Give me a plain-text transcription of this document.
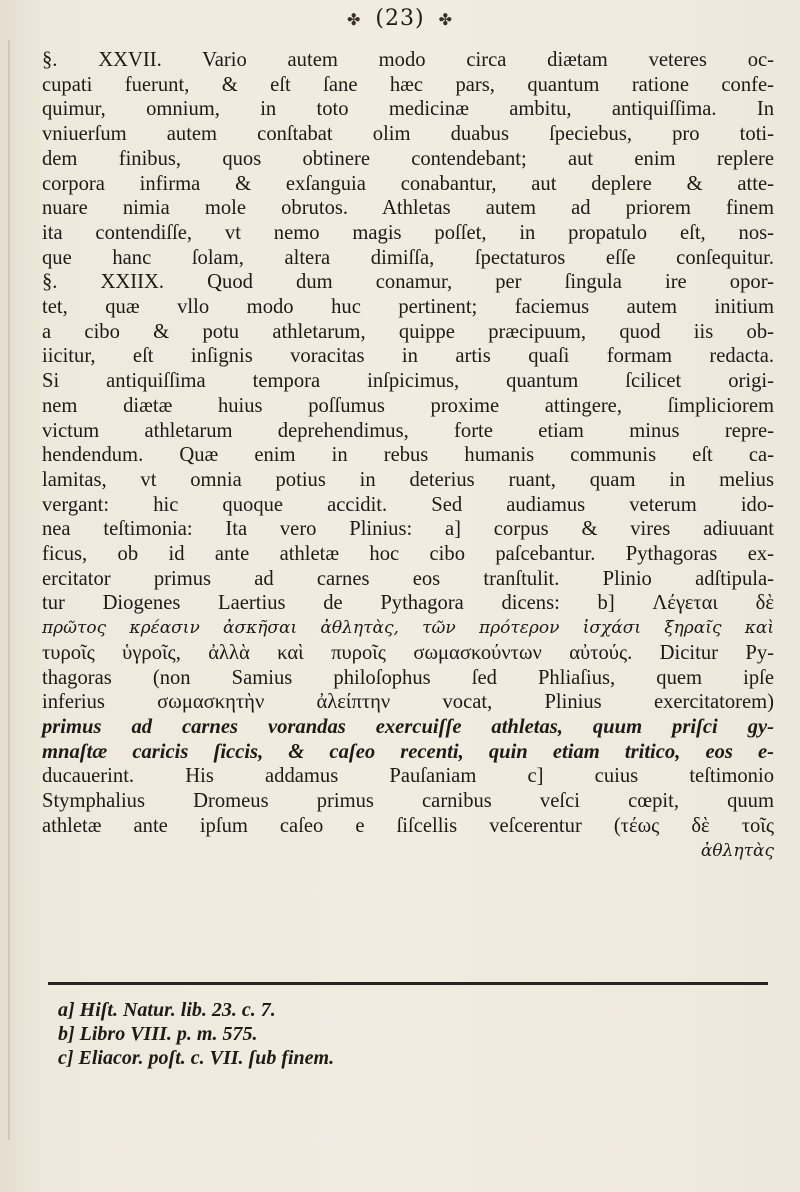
✤ (23) ✤
§. XXVII. Vario autem modo circa diætam veteres oc-
cupati fuerunt, & eſt ſane hæc pars, quantum ratione confe-
quimur, omnium, in toto medicinæ ambitu, antiquiſſima. In
vniuerſum autem conſtabat olim duabus ſpeciebus, pro toti-
dem finibus, quos obtinere contendebant; aut enim replere
corpora infirma & exſanguia conabantur, aut deplere & atte-
nuare nimia mole obrutos. Athletas autem ad priorem finem
ita contendiſſe, vt nemo magis poſſet, in propatulo eſt, nos-
que hanc ſolam, altera dimiſſa, ſpectaturos eſſe conſequitur.
§. XXIIX. Quod dum conamur, per ſingula ire opor-
tet, quæ vllo modo huc pertinent; faciemus autem initium
a cibo & potu athletarum, quippe præcipuum, quod iis ob-
iicitur, eſt inſignis voracitas in artis quaſi formam redacta.
Si antiquiſſima tempora inſpicimus, quantum ſcilicet origi-
nem diætæ huius poſſumus proxime attingere, ſimpliciorem
victum athletarum deprehendimus, forte etiam minus repre-
hendendum. Quæ enim in rebus humanis communis eſt ca-
lamitas, vt omnia potius in deterius ruant, quam in melius
vergant: hic quoque accidit. Sed audiamus veterum ido-
nea teſtimonia: Ita vero Plinius: a] corpus & vires adiuuant
ficus, ob id ante athletæ hoc cibo paſcebantur. Pythagoras ex-
ercitator primus ad carnes eos tranſtulit. Plinio adſtipula-
tur Diogenes Laertius de Pythagora dicens: b] Λέγεται δὲ
πρῶτος κρέασιν ἀσκῆσαι ἀθλητὰς, τῶν πρότερον ἰσχάσι ξηραῖς καὶ
τυροῖς ὑγροῖς, ἀλλὰ καὶ πυροῖς σωμασκούντων αὐτούς. Dicitur Py-
thagoras (non Samius philoſophus ſed Phliaſius, quem ipſe
inferius σωμασκητὴν ἀλείπτην vocat, Plinius exercitatorem)
primus ad carnes vorandas exercuiſſe athletas, quum priſci gy-
mnaſtæ caricis ſiccis, & caſeo recenti, quin etiam tritico, eos e-
ducauerint. His addamus Pauſaniam c] cuius teſtimonio
Stymphalius Dromeus primus carnibus veſci cœpit, quum
athletæ ante ipſum caſeo e ſiſcellis veſcerentur (τέως δὲ τοῖς
ἀθλητὰς
a] Hiſt. Natur. lib. 23. c. 7.
b] Libro VIII. p. m. 575.
c] Eliacor. poſt. c. VII. ſub finem.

> _WHAT NEEDS TO BE DONE_: When you copy the lines above, drop the pictures and keep everything else exact.

> _RESPONSE AREA_:
Give me a plain-text transcription of this document.
✤ (23) ✤
§. XXVII. Vario autem modo circa diætam veteres oc-
cupati fuerunt, & eſt ſane hæc pars, quantum ratione confe-
quimur, omnium, in toto medicinæ ambitu, antiquiſſima. In
vniuerſum autem conſtabat olim duabus ſpeciebus, pro toti-
dem finibus, quos obtinere contendebant; aut enim replere
corpora infirma & exſanguia conabantur, aut deplere & atte-
nuare nimia mole obrutos. Athletas autem ad priorem finem
ita contendiſſe, vt nemo magis poſſet, in propatulo eſt, nos-
que hanc ſolam, altera dimiſſa, ſpectaturos eſſe conſequitur.
§. XXIIX. Quod dum conamur, per ſingula ire opor-
tet, quæ vllo modo huc pertinent; faciemus autem initium
a cibo & potu athletarum, quippe præcipuum, quod iis ob-
iicitur, eſt inſignis voracitas in artis quaſi formam redacta.
Si antiquiſſima tempora inſpicimus, quantum ſcilicet origi-
nem diætæ huius poſſumus proxime attingere, ſimpliciorem
victum athletarum deprehendimus, forte etiam minus repre-
hendendum. Quæ enim in rebus humanis communis eſt ca-
lamitas, vt omnia potius in deterius ruant, quam in melius
vergant: hic quoque accidit. Sed audiamus veterum ido-
nea teſtimonia: Ita vero Plinius: a] corpus & vires adiuuant
ficus, ob id ante athletæ hoc cibo paſcebantur. Pythagoras ex-
ercitator primus ad carnes eos tranſtulit. Plinio adſtipula-
tur Diogenes Laertius de Pythagora dicens: b] Λέγεται δὲ
πρῶτος κρέασιν ἀσκῆσαι ἀθλητὰς, τῶν πρότερον ἰσχάσι ξηραῖς καὶ
τυροῖς ὑγροῖς, ἀλλὰ καὶ πυροῖς σωμασκούντων αὐτούς. Dicitur Py-
thagoras (non Samius philoſophus ſed Phliaſius, quem ipſe
inferius σωμασκητὴν ἀλείπτην vocat, Plinius exercitatorem)
primus ad carnes vorandas exercuiſſe athletas, quum priſci gy-
mnaſtæ caricis ſiccis, & caſeo recenti, quin etiam tritico, eos e-
ducauerint. His addamus Pauſaniam c] cuius teſtimonio
Stymphalius Dromeus primus carnibus veſci cœpit, quum
athletæ ante ipſum caſeo e ſiſcellis veſcerentur (τέως δὲ τοῖς
ἀθλητὰς
a] Hiſt. Natur. lib. 23. c. 7.
b] Libro VIII. p. m. 575.
c] Eliacor. poſt. c. VII. ſub finem.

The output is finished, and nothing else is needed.